--- start Items ---
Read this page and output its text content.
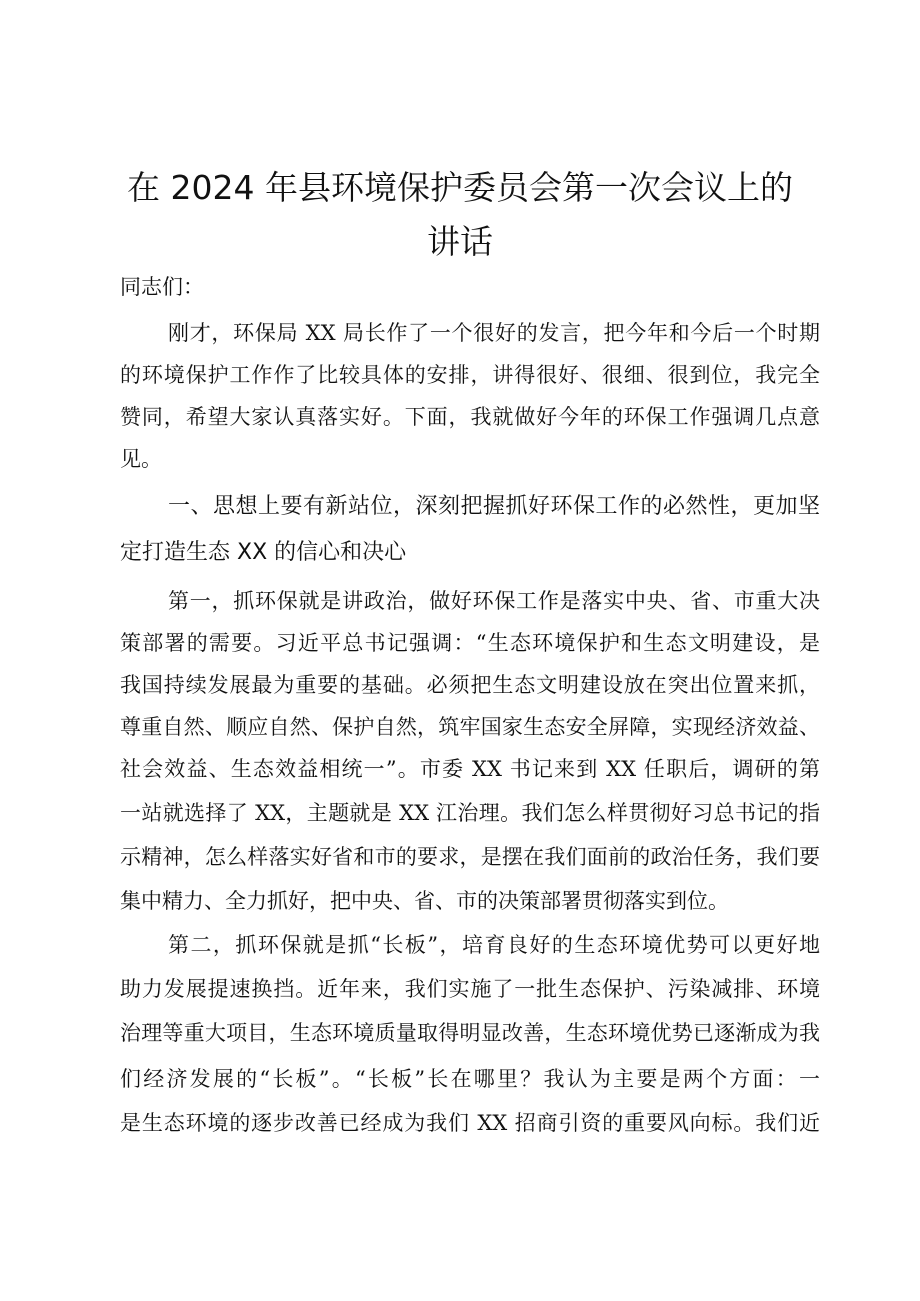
在 2024 年县环境保护委员会第一次会议上的
讲话
同志们：
刚才，环保局 XX 局长作了一个很好的发言，把今年和今后一个时期
的环境保护工作作了比较具体的安排，讲得很好、很细、很到位，我完全
赞同，希望大家认真落实好。下面，我就做好今年的环保工作强调几点意
见。
一、思想上要有新站位，深刻把握抓好环保工作的必然性，更加坚
定打造生态 XX 的信心和决心
第一，抓环保就是讲政治，做好环保工作是落实中央、省、市重大决
策部署的需要。习近平总书记强调：“生态环境保护和生态文明建设，是
我国持续发展最为重要的基础。必须把生态文明建设放在突出位置来抓，
尊重自然、顺应自然、保护自然，筑牢国家生态安全屏障，实现经济效益、
社会效益、生态效益相统一”。市委 XX 书记来到 XX 任职后，调研的第
一站就选择了 XX，主题就是 XX 江治理。我们怎么样贯彻好习总书记的指
示精神，怎么样落实好省和市的要求，是摆在我们面前的政治任务，我们要
集中精力、全力抓好，把中央、省、市的决策部署贯彻落实到位。
第二，抓环保就是抓“长板”，培育良好的生态环境优势可以更好地
助力发展提速换挡。近年来，我们实施了一批生态保护、污染减排、环境
治理等重大项目，生态环境质量取得明显改善，生态环境优势已逐渐成为我
们经济发展的“长板”。“长板”长在哪里？我认为主要是两个方面：一
是生态环境的逐步改善已经成为我们 XX 招商引资的重要风向标。我们近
--- end Items ---
● Exercise prompt: Give all the lines above again, character for character, without pictures.

● Written reply:
Read this page and output its text content.
在 2024 年县环境保护委员会第一次会议上的
讲话
同志们：
刚才，环保局 XX 局长作了一个很好的发言，把今年和今后一个时期
的环境保护工作作了比较具体的安排，讲得很好、很细、很到位，我完全
赞同，希望大家认真落实好。下面，我就做好今年的环保工作强调几点意
见。
一、思想上要有新站位，深刻把握抓好环保工作的必然性，更加坚
定打造生态 XX 的信心和决心
第一，抓环保就是讲政治，做好环保工作是落实中央、省、市重大决
策部署的需要。习近平总书记强调：“生态环境保护和生态文明建设，是
我国持续发展最为重要的基础。必须把生态文明建设放在突出位置来抓，
尊重自然、顺应自然、保护自然，筑牢国家生态安全屏障，实现经济效益、
社会效益、生态效益相统一”。市委 XX 书记来到 XX 任职后，调研的第
一站就选择了 XX，主题就是 XX 江治理。我们怎么样贯彻好习总书记的指
示精神，怎么样落实好省和市的要求，是摆在我们面前的政治任务，我们要
集中精力、全力抓好，把中央、省、市的决策部署贯彻落实到位。
第二，抓环保就是抓“长板”，培育良好的生态环境优势可以更好地
助力发展提速换挡。近年来，我们实施了一批生态保护、污染减排、环境
治理等重大项目，生态环境质量取得明显改善，生态环境优势已逐渐成为我
们经济发展的“长板”。“长板”长在哪里？我认为主要是两个方面：一
是生态环境的逐步改善已经成为我们 XX 招商引资的重要风向标。我们近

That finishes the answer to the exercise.